• _Data listing_:
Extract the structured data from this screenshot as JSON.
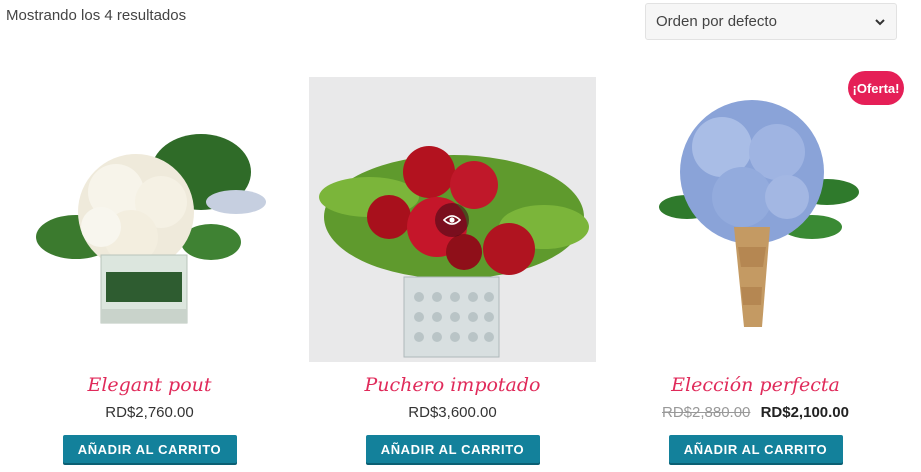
{
  "toolbar": {
    "result_count": "Mostrando los 4 resultados",
    "ordering_selected": "Orden por defecto"
  },
  "products": [
    {
      "name": "Elegant pout",
      "price": "RD$2,760.00",
      "button": "Añadir al carrito"
    },
    {
      "name": "Puchero impotado",
      "price": "RD$3,600.00",
      "button": "Añadir al carrito"
    },
    {
      "name": "Elección perfecta",
      "price_old": "RD$2,880.00",
      "price": "RD$2,100.00",
      "button": "Añadir al carrito",
      "badge": "¡Oferta!"
    }
  ],
  "colors": {
    "accent_pink": "#e02a5a",
    "button_teal": "#13819b",
    "badge_red": "#e51f57"
  },
  "icons": [
    "chevron-down-icon",
    "eye-icon"
  ]
}
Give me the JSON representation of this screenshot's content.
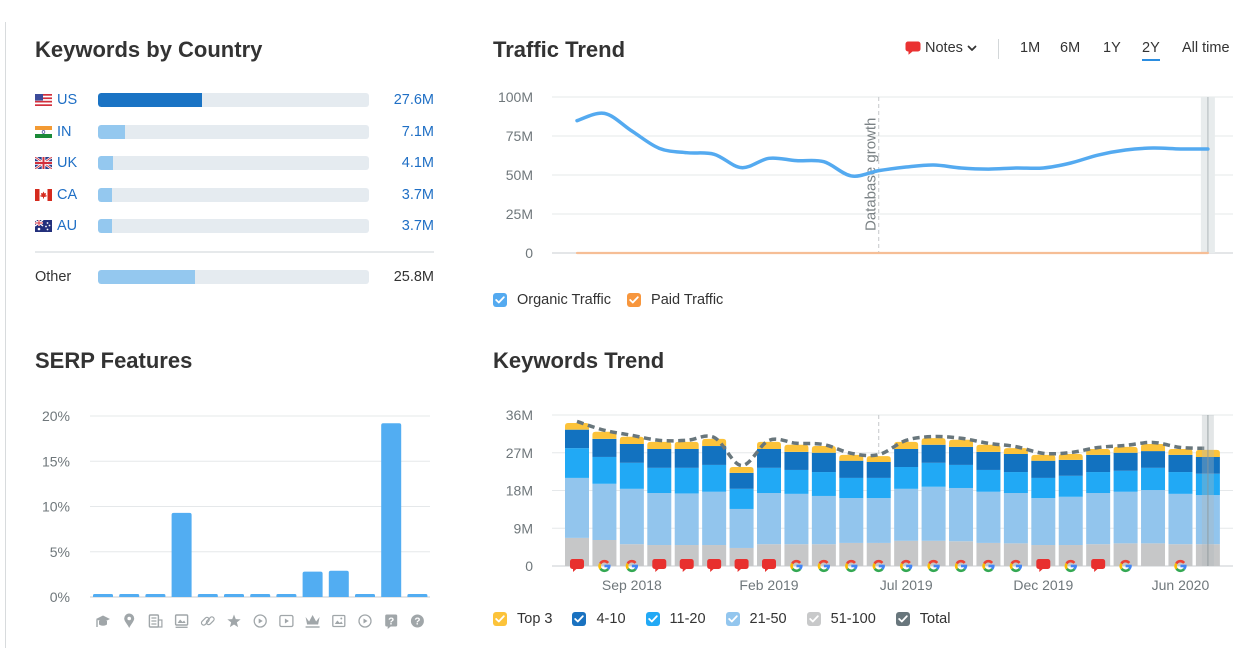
{
  "keywords_by_country": {
    "title": "Keywords by Country",
    "rows": [
      {
        "code": "US",
        "flag": "us-flag-icon",
        "value": "27.6M",
        "share": 0.383,
        "highlighted": true
      },
      {
        "code": "IN",
        "flag": "in-flag-icon",
        "value": "7.1M",
        "share": 0.099,
        "highlighted": false
      },
      {
        "code": "UK",
        "flag": "uk-flag-icon",
        "value": "4.1M",
        "share": 0.057,
        "highlighted": false
      },
      {
        "code": "CA",
        "flag": "ca-flag-icon",
        "value": "3.7M",
        "share": 0.051,
        "highlighted": false
      },
      {
        "code": "AU",
        "flag": "au-flag-icon",
        "value": "3.7M",
        "share": 0.051,
        "highlighted": false
      }
    ],
    "other": {
      "label": "Other",
      "value": "25.8M",
      "share": 0.358
    },
    "colors": {
      "highlighted_bar": "#1a73c4",
      "bar": "#94c8ef",
      "track": "#e5ebf0",
      "link": "#1f6fc5"
    }
  },
  "traffic_trend": {
    "title": "Traffic Trend",
    "notes": {
      "label": "Notes",
      "icon": "speech-bubble-icon",
      "dropdown_icon": "chevron-down-icon",
      "color": "#ea3232"
    },
    "ranges": [
      "1M",
      "6M",
      "1Y",
      "2Y",
      "All time"
    ],
    "active_range": "2Y",
    "legend": [
      {
        "label": "Organic Traffic",
        "checked": true,
        "color": "#54aaf0"
      },
      {
        "label": "Paid Traffic",
        "checked": true,
        "color": "#f7963d"
      }
    ]
  },
  "serp_features": {
    "title": "SERP Features"
  },
  "keywords_trend": {
    "title": "Keywords Trend",
    "legend": [
      {
        "label": "Top 3",
        "checked": true,
        "color": "#fcc33a"
      },
      {
        "label": "4-10",
        "checked": true,
        "color": "#1a72c0"
      },
      {
        "label": "11-20",
        "checked": true,
        "color": "#22a9f5"
      },
      {
        "label": "21-50",
        "checked": true,
        "color": "#93c6ee"
      },
      {
        "label": "51-100",
        "checked": true,
        "color": "#c8c9ca"
      },
      {
        "label": "Total",
        "checked": true,
        "color": "#68767c"
      }
    ]
  },
  "chart_data": [
    {
      "id": "traffic_trend",
      "type": "line",
      "title": "Traffic Trend",
      "xlabel": "",
      "ylabel": "",
      "ylim": [
        0,
        100
      ],
      "y_ticks": [
        0,
        25,
        50,
        75,
        100
      ],
      "y_tick_labels": [
        "0",
        "25M",
        "50M",
        "75M",
        "100M"
      ],
      "y_unit": "M",
      "grid": true,
      "legend": "bottom-left",
      "point_count": 24,
      "series": [
        {
          "name": "Organic Traffic",
          "color": "#54aaf0",
          "values": [
            84.8,
            89.5,
            78.2,
            67.1,
            64.3,
            63.3,
            54.7,
            60.7,
            59.2,
            58.5,
            49.4,
            52.8,
            55.1,
            56.4,
            54.5,
            53.8,
            54.5,
            54.5,
            57.7,
            62.8,
            66.0,
            67.3,
            66.7,
            66.7
          ]
        },
        {
          "name": "Paid Traffic",
          "color": "#f6be96",
          "values": [
            0,
            0,
            0,
            0,
            0,
            0,
            0,
            0,
            0,
            0,
            0,
            0,
            0,
            0,
            0,
            0,
            0,
            0,
            0,
            0,
            0,
            0,
            0,
            0
          ]
        }
      ],
      "annotations": [
        {
          "label": "Database growth",
          "index": 11
        }
      ],
      "highlight_index": 23
    },
    {
      "id": "serp_features",
      "type": "bar",
      "title": "SERP Features",
      "xlabel": "",
      "ylabel": "",
      "ylim": [
        0,
        20
      ],
      "y_ticks": [
        0,
        5,
        10,
        15,
        20
      ],
      "y_tick_labels": [
        "0%",
        "5%",
        "10%",
        "15%",
        "20%"
      ],
      "y_unit": "%",
      "grid": true,
      "color": "#52adf2",
      "categories": [
        "graduation-cap-icon",
        "location-pin-icon",
        "article-icon",
        "image-pack-icon",
        "link-icon",
        "star-icon",
        "play-circle-icon",
        "play-square-icon",
        "crown-icon",
        "picture-icon",
        "play-circle-icon",
        "question-square-icon",
        "question-circle-icon"
      ],
      "values": [
        0.3,
        0.3,
        0.3,
        9.3,
        0.3,
        0.3,
        0.3,
        0.3,
        2.8,
        2.9,
        0.3,
        19.2,
        0.3
      ]
    },
    {
      "id": "keywords_trend",
      "type": "bar",
      "stacked": true,
      "title": "Keywords Trend",
      "xlabel": "",
      "ylabel": "",
      "ylim": [
        0,
        36
      ],
      "y_ticks": [
        0,
        9,
        18,
        27,
        36
      ],
      "y_tick_labels": [
        "0",
        "9M",
        "18M",
        "27M",
        "36M"
      ],
      "y_unit": "M",
      "grid": true,
      "legend": "bottom-left",
      "x_ticks": [
        {
          "label": "Sep 2018",
          "index": 2
        },
        {
          "label": "Feb 2019",
          "index": 7
        },
        {
          "label": "Jul 2019",
          "index": 12
        },
        {
          "label": "Dec 2019",
          "index": 17
        },
        {
          "label": "Jun 2020",
          "index": 22
        }
      ],
      "series": [
        {
          "name": "51-100",
          "color": "#c6c7c8",
          "values": [
            6.7,
            6.2,
            5.2,
            5.0,
            5.0,
            5.0,
            4.3,
            5.2,
            5.2,
            5.2,
            5.5,
            5.5,
            6.0,
            6.0,
            5.9,
            5.5,
            5.4,
            5.0,
            5.0,
            5.2,
            5.4,
            5.4,
            5.2,
            5.2
          ]
        },
        {
          "name": "21-50",
          "color": "#92c5ed",
          "values": [
            14.3,
            13.4,
            13.2,
            12.4,
            12.3,
            12.7,
            9.3,
            12.2,
            12.0,
            11.5,
            10.7,
            10.7,
            12.4,
            12.9,
            12.7,
            12.2,
            12.0,
            11.2,
            11.5,
            12.2,
            12.3,
            12.7,
            12.0,
            11.7
          ]
        },
        {
          "name": "11-20",
          "color": "#21a9f5",
          "values": [
            7.1,
            6.4,
            6.2,
            6.0,
            6.1,
            6.4,
            4.8,
            6.0,
            5.7,
            5.7,
            4.8,
            4.8,
            5.2,
            5.7,
            5.5,
            5.2,
            5.0,
            4.8,
            5.0,
            5.0,
            5.0,
            5.3,
            5.2,
            5.1
          ]
        },
        {
          "name": "4-10",
          "color": "#1272c0",
          "values": [
            4.4,
            4.3,
            4.5,
            4.5,
            4.5,
            4.5,
            3.8,
            4.5,
            4.3,
            4.6,
            4.1,
            3.8,
            4.3,
            4.3,
            4.3,
            4.3,
            4.3,
            4.1,
            3.8,
            4.1,
            4.3,
            4.0,
            4.1,
            4.0
          ]
        },
        {
          "name": "Top 3",
          "color": "#fcc33a",
          "values": [
            1.6,
            1.7,
            1.7,
            1.7,
            1.7,
            1.7,
            1.4,
            1.7,
            1.7,
            1.6,
            1.4,
            1.4,
            1.7,
            1.6,
            1.7,
            1.7,
            1.4,
            1.4,
            1.4,
            1.4,
            1.4,
            1.7,
            1.4,
            1.7
          ]
        }
      ],
      "total": {
        "name": "Total",
        "color": "#68767c",
        "values": [
          34.1,
          32.0,
          30.8,
          29.6,
          29.6,
          30.3,
          23.6,
          29.6,
          28.9,
          28.6,
          26.5,
          26.2,
          29.6,
          30.5,
          30.1,
          28.9,
          28.1,
          26.5,
          26.7,
          27.9,
          28.4,
          29.1,
          27.9,
          27.7
        ]
      },
      "markers": [
        "note",
        "google",
        "google",
        "note",
        "note",
        "note",
        "note",
        "note",
        "google",
        "google",
        "google",
        "google",
        "google",
        "google",
        "google",
        "google",
        "google",
        "note",
        "google",
        "note",
        "google",
        null,
        "google",
        null
      ],
      "marker_icons": {
        "note": "note-marker-icon",
        "google": "google-update-icon"
      },
      "annotations": [
        {
          "index": 11
        }
      ],
      "highlight_index": 23
    }
  ]
}
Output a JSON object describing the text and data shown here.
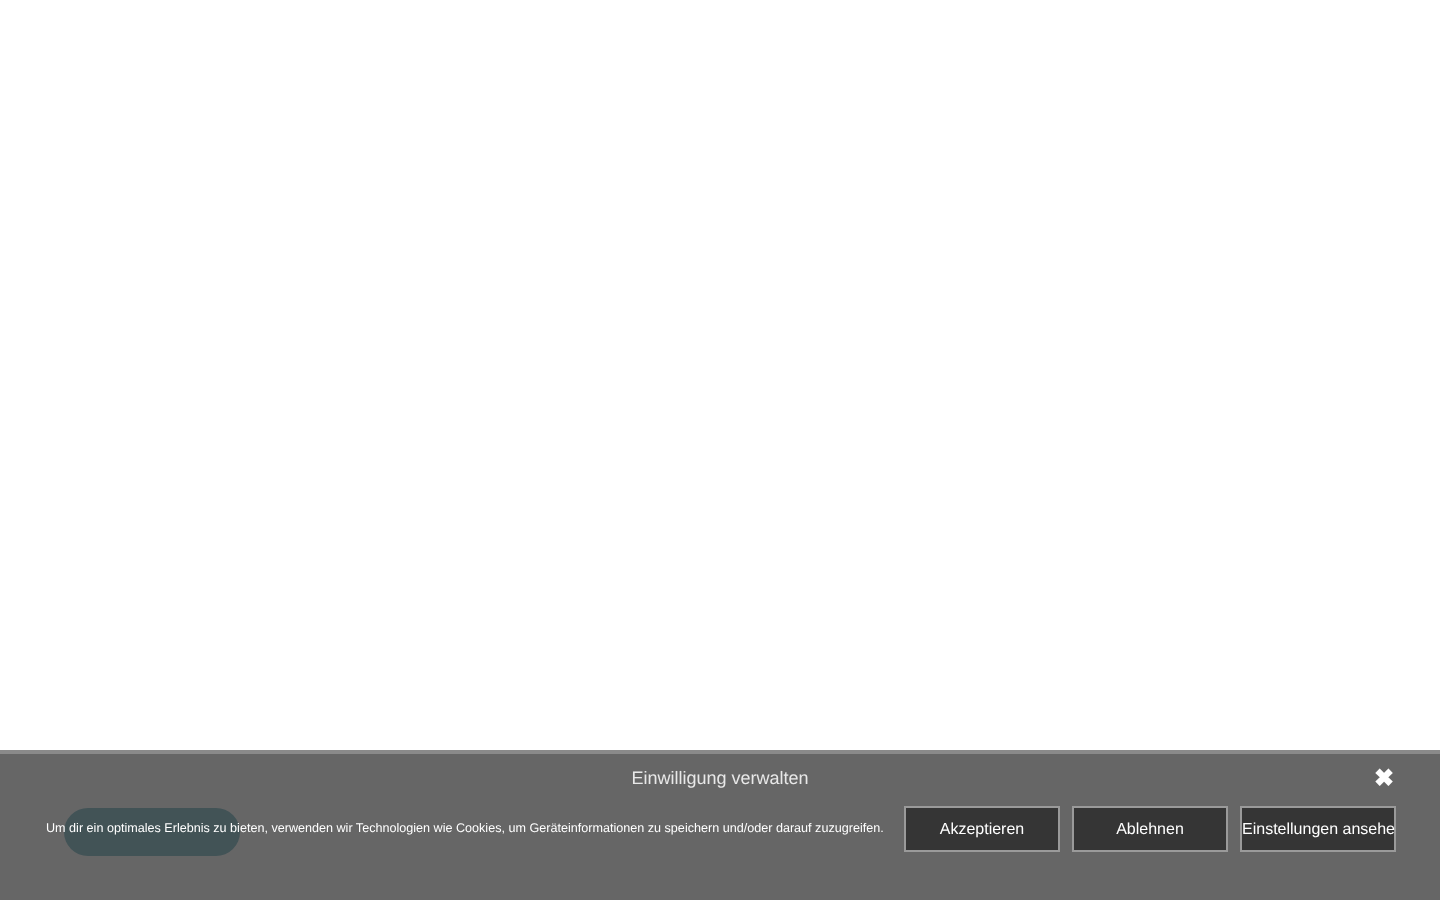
{
  "banner": {
    "title": "Einwilligung verwalten",
    "message": "Um dir ein optimales Erlebnis zu bieten, verwenden wir Technologien wie Cookies, um Geräteinformationen zu speichern und/oder darauf zuzugreifen.",
    "close": "✖",
    "buttons": [
      "Akzeptieren",
      "Ablehnen",
      "Einstellungen ansehe"
    ]
  }
}
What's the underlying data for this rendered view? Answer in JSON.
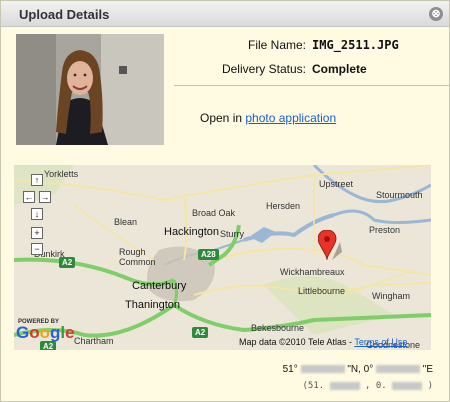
{
  "dialog": {
    "title": "Upload Details",
    "close_label": "⊗"
  },
  "photo": {
    "alt": "Uploaded photo"
  },
  "details": {
    "file_name_label": "File Name:",
    "file_name_value": "IMG_2511.JPG",
    "delivery_status_label": "Delivery Status:",
    "delivery_status_value": "Complete"
  },
  "open_in": {
    "prefix": "Open in",
    "link_text": "photo application"
  },
  "map": {
    "places": [
      "Yorkletts",
      "Upstreet",
      "Stourmouth",
      "Blean",
      "Broad Oak",
      "Hersden",
      "Hackington",
      "Sturry",
      "Preston",
      "Rough Common",
      "Wickhambreaux",
      "Canterbury",
      "Littlebourne",
      "Wingham",
      "Thanington",
      "Bekesbourne",
      "Chartham",
      "Goodnestone",
      "Dunkirk"
    ],
    "roads": [
      "A2",
      "A28",
      "A2",
      "A2"
    ],
    "powered_by": "POWERED BY",
    "logo": "Google",
    "credit": "Map data ©2010 Tele Atlas -",
    "terms_link": "Terms of Use"
  },
  "coordinates": {
    "lat_prefix": "51°",
    "lat_suffix": "\"N, 0°",
    "lon_suffix": "\"E",
    "decimal_prefix": "(51.",
    "decimal_mid": ", 0.",
    "decimal_suffix": ")"
  },
  "colors": {
    "panel": "#fefbe2",
    "link": "#1a5fc8",
    "road_major": "#7fce6a",
    "road_minor": "#f5e5a4",
    "water": "#9bb7d6",
    "marker": "#e8322a"
  },
  "icons": [
    "close-icon",
    "pan-up-icon",
    "pan-left-icon",
    "pan-right-icon",
    "pan-down-icon",
    "zoom-in-icon",
    "zoom-out-icon",
    "map-marker-icon"
  ]
}
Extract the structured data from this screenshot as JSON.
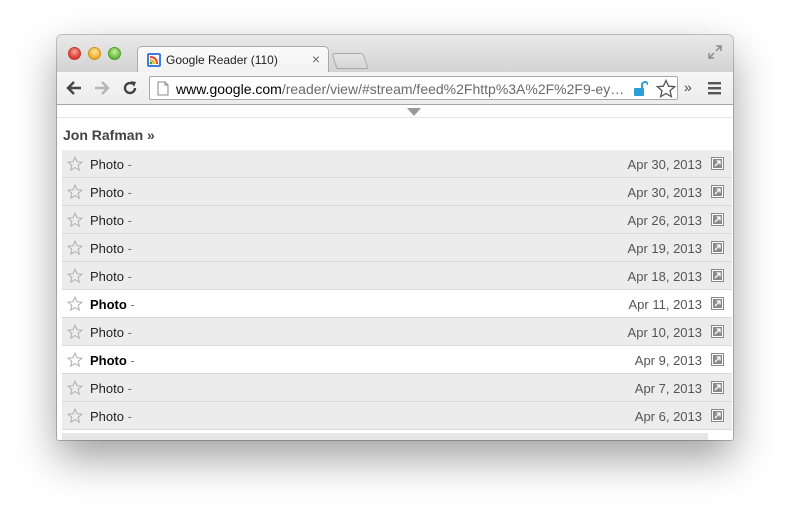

• _To do_:
Write out, please, the lines of the listing above from the one with "What's the underlying" through the very last, exactly as given and with no pictures.

• _Full response_:
What's the underlying data for this rendered view? Answer in JSON.
{
  "dialog": {
    "title": "Upload Details",
    "close_label": "⊗"
  },
  "photo": {
    "alt": "Uploaded photo"
  },
  "details": {
    "file_name_label": "File Name:",
    "file_name_value": "IMG_2511.JPG",
    "delivery_status_label": "Delivery Status:",
    "delivery_status_value": "Complete"
  },
  "open_in": {
    "prefix": "Open in",
    "link_text": "photo application"
  },
  "map": {
    "places": [
      "Yorkletts",
      "Upstreet",
      "Stourmouth",
      "Blean",
      "Broad Oak",
      "Hersden",
      "Hackington",
      "Sturry",
      "Preston",
      "Rough Common",
      "Wickhambreaux",
      "Canterbury",
      "Littlebourne",
      "Wingham",
      "Thanington",
      "Bekesbourne",
      "Chartham",
      "Goodnestone",
      "Dunkirk"
    ],
    "roads": [
      "A2",
      "A28",
      "A2",
      "A2"
    ],
    "powered_by": "POWERED BY",
    "logo": "Google",
    "credit": "Map data ©2010 Tele Atlas -",
    "terms_link": "Terms of Use"
  },
  "coordinates": {
    "lat_prefix": "51°",
    "lat_suffix": "\"N, 0°",
    "lon_suffix": "\"E",
    "decimal_prefix": "(51.",
    "decimal_mid": ", 0.",
    "decimal_suffix": ")"
  },
  "colors": {
    "panel": "#fefbe2",
    "link": "#1a5fc8",
    "road_major": "#7fce6a",
    "road_minor": "#f5e5a4",
    "water": "#9bb7d6",
    "marker": "#e8322a"
  },
  "icons": [
    "close-icon",
    "pan-up-icon",
    "pan-left-icon",
    "pan-right-icon",
    "pan-down-icon",
    "zoom-in-icon",
    "zoom-out-icon",
    "map-marker-icon"
  ]
}
Extract the structured data from this screenshot as JSON.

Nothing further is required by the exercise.